» Aim of the exercise
The line that contains "Give me a plain-text" and every line after it, down to the last one, must be restated word for word, with no pictures.

--- start Given data ---

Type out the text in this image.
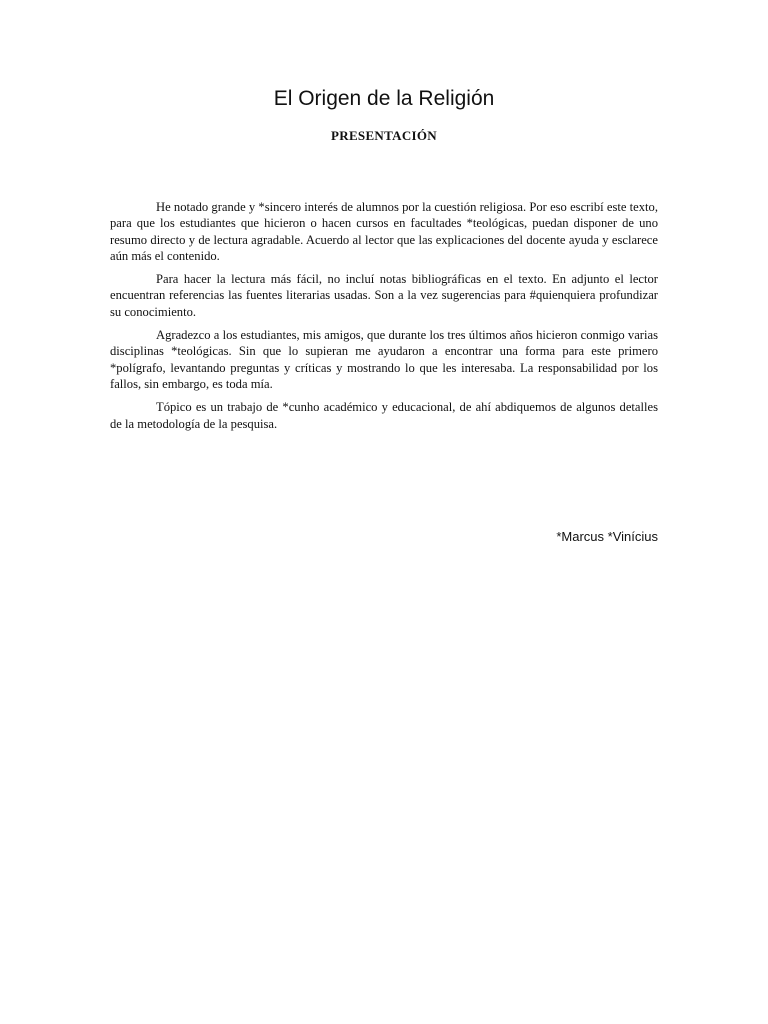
El Origen de la Religión
PRESENTACIÓN

He notado grande y *sincero interés de alumnos por la cuestión religiosa. Por eso escribí este texto, para que los estudiantes que hicieron o hacen cursos en facultades *teológicas, puedan disponer de uno resumo directo y de lectura agradable. Acuerdo al lector que las explicaciones del docente ayuda y esclarece aún más el contenido.

Para hacer la lectura más fácil, no incluí notas bibliográficas en el texto. En adjunto el lector encuentran referencias las fuentes literarias usadas. Son a la vez sugerencias para #quienquiera profundizar su conocimiento.

Agradezco a los estudiantes, mis amigos, que durante los tres últimos años hicieron conmigo varias disciplinas *teológicas. Sin que lo supieran me ayudaron a encontrar una forma para este primero *polígrafo, levantando preguntas y críticas y mostrando lo que les interesaba. La responsabilidad por los fallos, sin embargo, es toda mía.

Tópico es un trabajo de *cunho académico y educacional, de ahí abdiquemos de algunos detalles de la metodología de la pesquisa.

*Marcus *Vinícius
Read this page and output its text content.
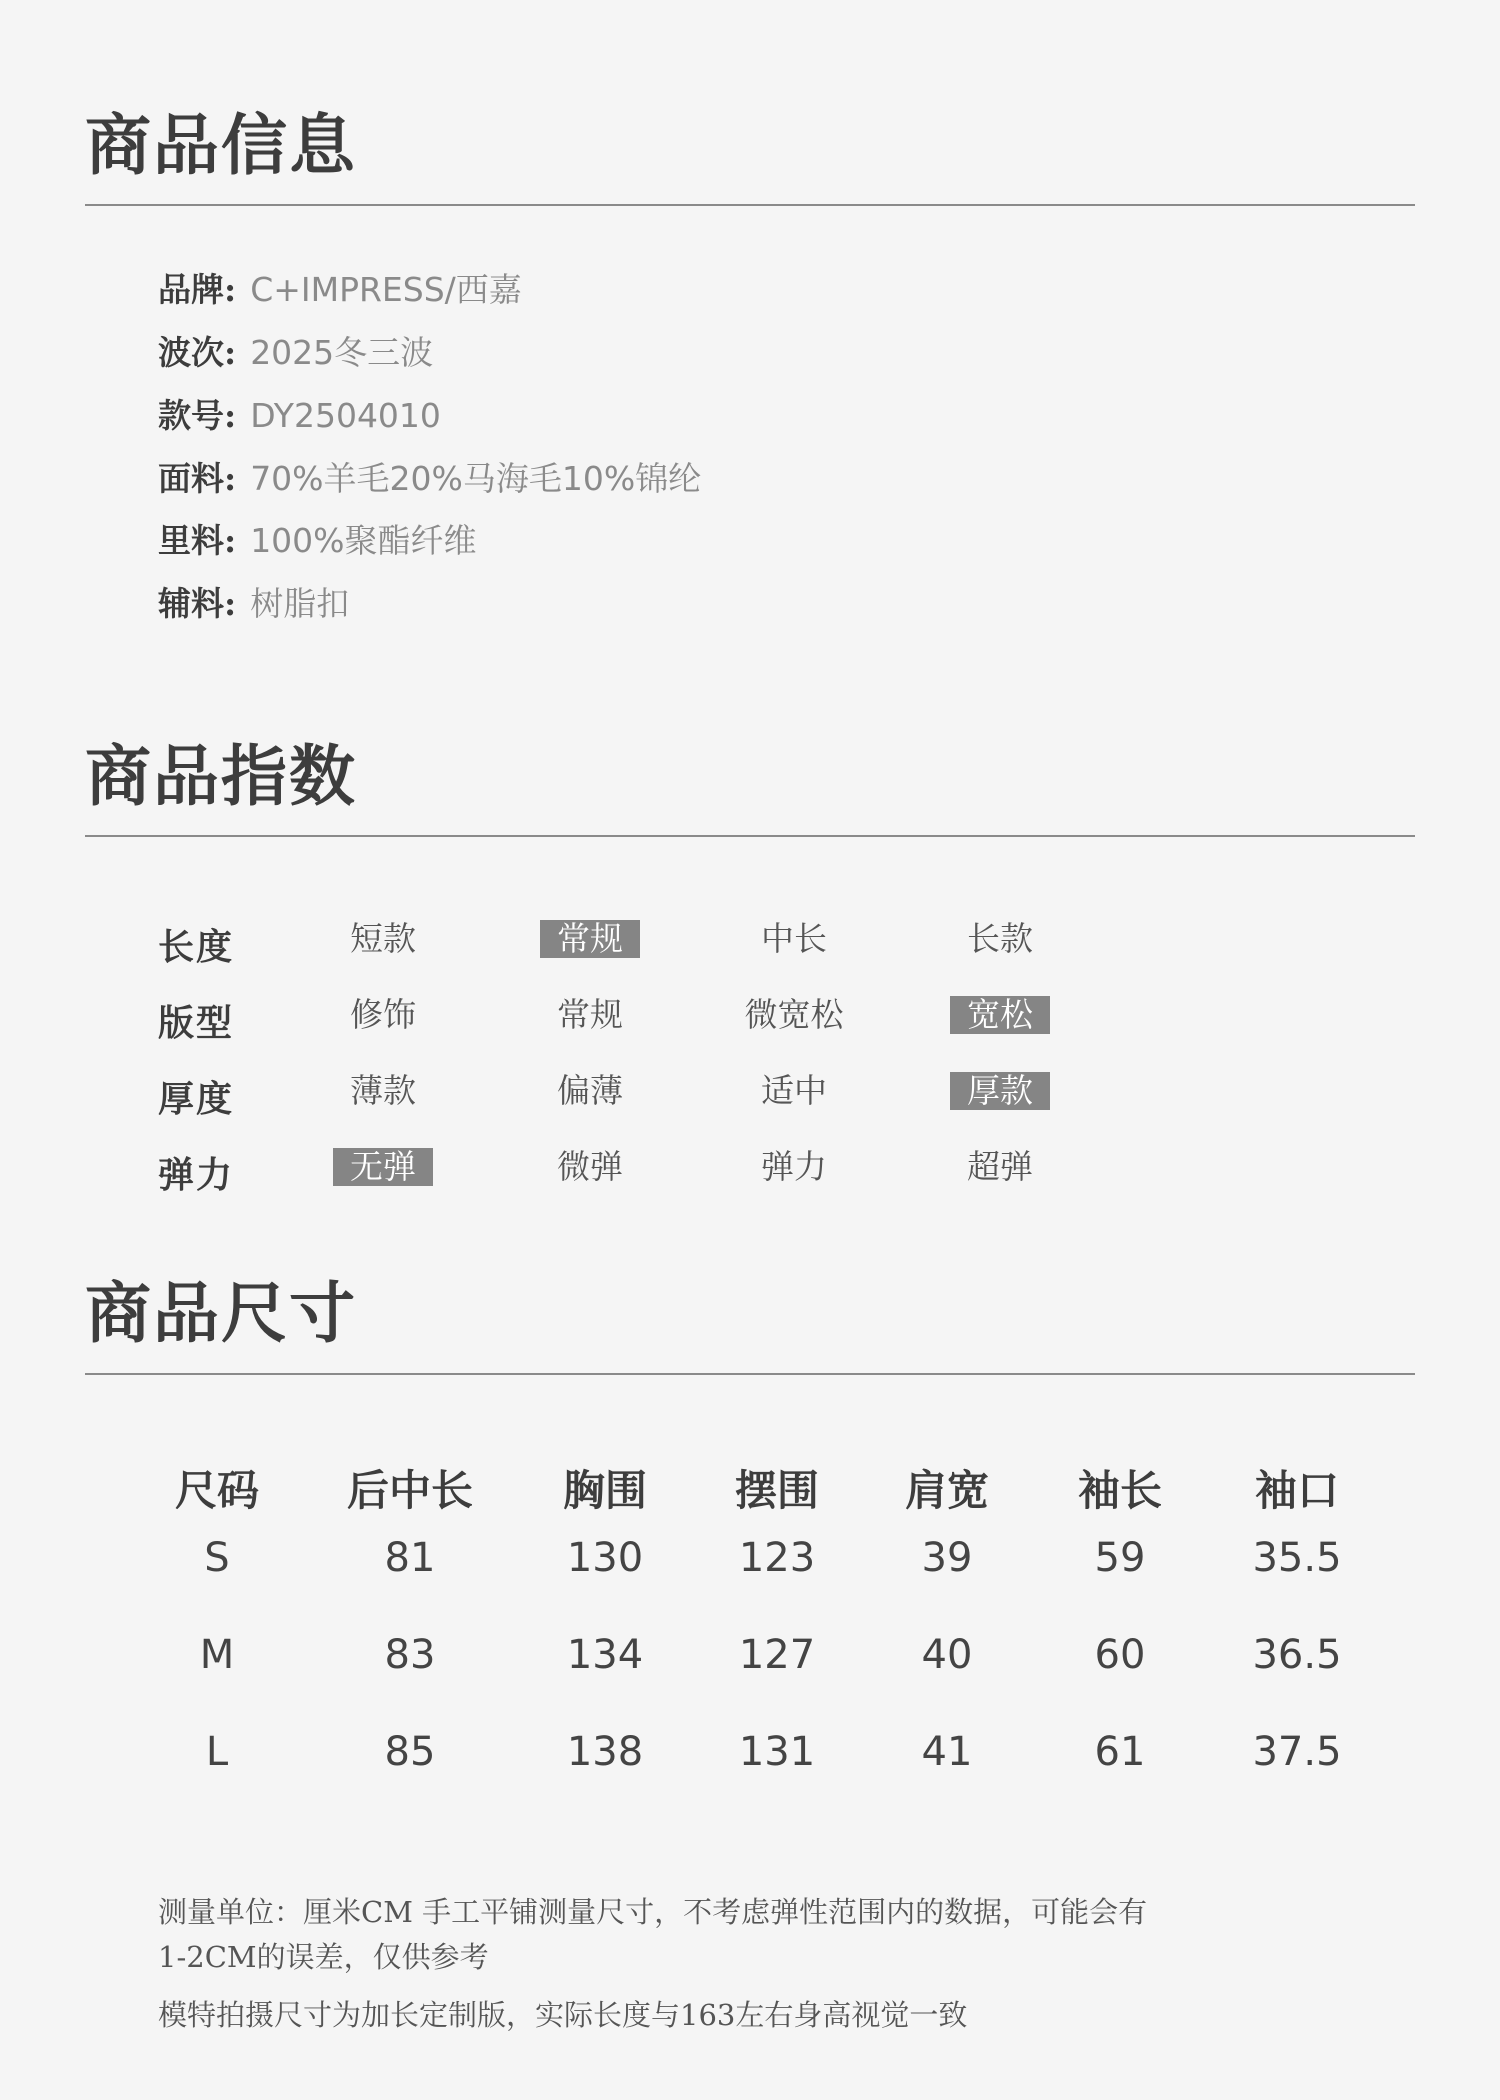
商品信息
品牌: C+IMPRESS/西嘉
波次: 2025冬三波
款号: DY2504010
面料: 70%羊毛20%马海毛10%锦纶
里料: 100%聚酯纤维
辅料: 树脂扣
商品指数
长度	短款	常规	中长	长款
版型	修饰	常规	微宽松	宽松
厚度	薄款	偏薄	适中	厚款
弹力	无弹	微弹	弹力	超弹
商品尺寸
尺码 后中长 胸围 摆围 肩宽 袖长 袖口
S	81	130 123	39	59	35.5
M	83	134 127	40	60	36.5
L	85	138 131	41	61	37.5
测量单位：厘米CM 手工平铺测量尺寸，不考虑弹性范围内的数据，可能会有
1-2CM的误差，仅供参考
模特拍摄尺寸为加长定制版，实际长度与163左右身高视觉一致
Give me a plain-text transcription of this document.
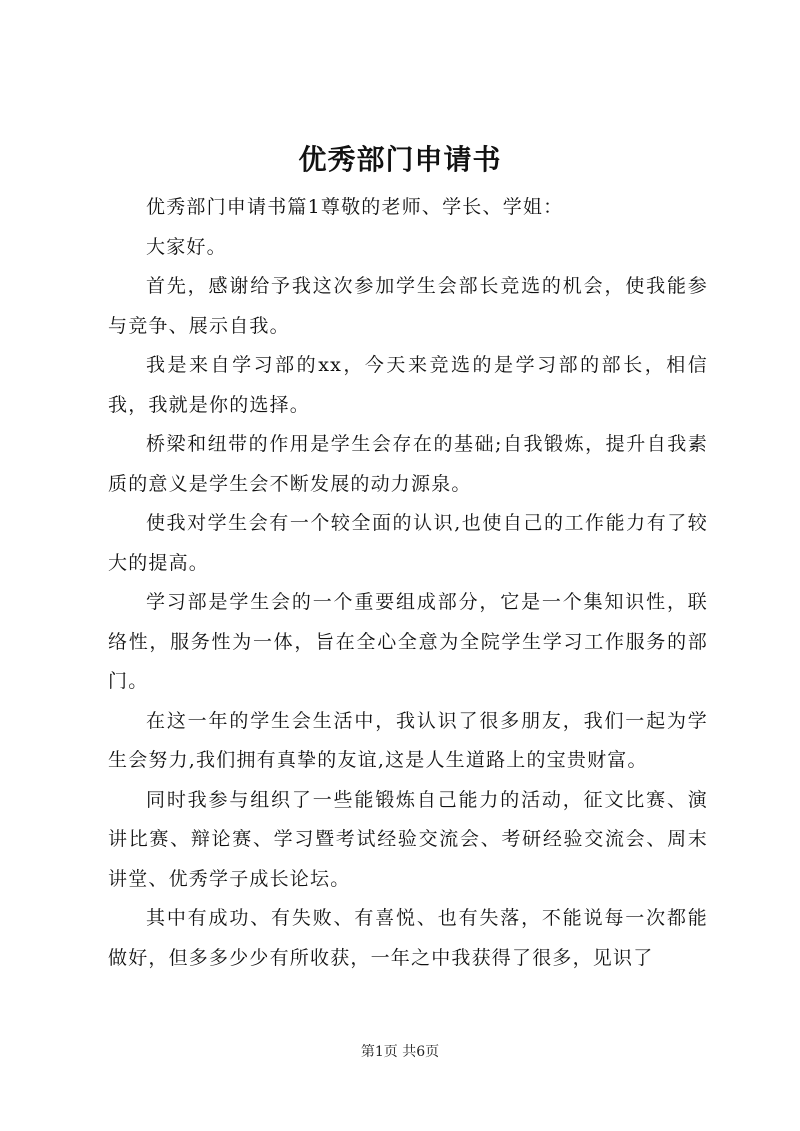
优秀部门申请书

优秀部门申请书篇1尊敬的老师、学长、学姐：

大家好。

首先，感谢给予我这次参加学生会部长竞选的机会，使我能参与竞争、展示自我。

我是来自学习部的xx，今天来竞选的是学习部的部长，相信我，我就是你的选择。

桥梁和纽带的作用是学生会存在的基础;自我锻炼，提升自我素质的意义是学生会不断发展的动力源泉。

使我对学生会有一个较全面的认识,也使自己的工作能力有了较大的提高。

学习部是学生会的一个重要组成部分，它是一个集知识性，联络性，服务性为一体，旨在全心全意为全院学生学习工作服务的部门。

在这一年的学生会生活中，我认识了很多朋友，我们一起为学生会努力,我们拥有真挚的友谊,这是人生道路上的宝贵财富。

同时我参与组织了一些能锻炼自己能力的活动，征文比赛、演讲比赛、辩论赛、学习暨考试经验交流会、考研经验交流会、周末讲堂、优秀学子成长论坛。

其中有成功、有失败、有喜悦、也有失落，不能说每一次都能做好，但多多少少有所收获，一年之中我获得了很多，见识了

第1页 共6页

--- end Given data ---

» Problem solution
Give me a plain-text transcription of this document.
优秀部门申请书

优秀部门申请书篇1尊敬的老师、学长、学姐：

大家好。

首先，感谢给予我这次参加学生会部长竞选的机会，使我能参与竞争、展示自我。

我是来自学习部的xx，今天来竞选的是学习部的部长，相信我，我就是你的选择。

桥梁和纽带的作用是学生会存在的基础;自我锻炼，提升自我素质的意义是学生会不断发展的动力源泉。

使我对学生会有一个较全面的认识,也使自己的工作能力有了较大的提高。

学习部是学生会的一个重要组成部分，它是一个集知识性，联络性，服务性为一体，旨在全心全意为全院学生学习工作服务的部门。

在这一年的学生会生活中，我认识了很多朋友，我们一起为学生会努力,我们拥有真挚的友谊,这是人生道路上的宝贵财富。

同时我参与组织了一些能锻炼自己能力的活动，征文比赛、演讲比赛、辩论赛、学习暨考试经验交流会、考研经验交流会、周末讲堂、优秀学子成长论坛。

其中有成功、有失败、有喜悦、也有失落，不能说每一次都能做好，但多多少少有所收获，一年之中我获得了很多，见识了

第1页 共6页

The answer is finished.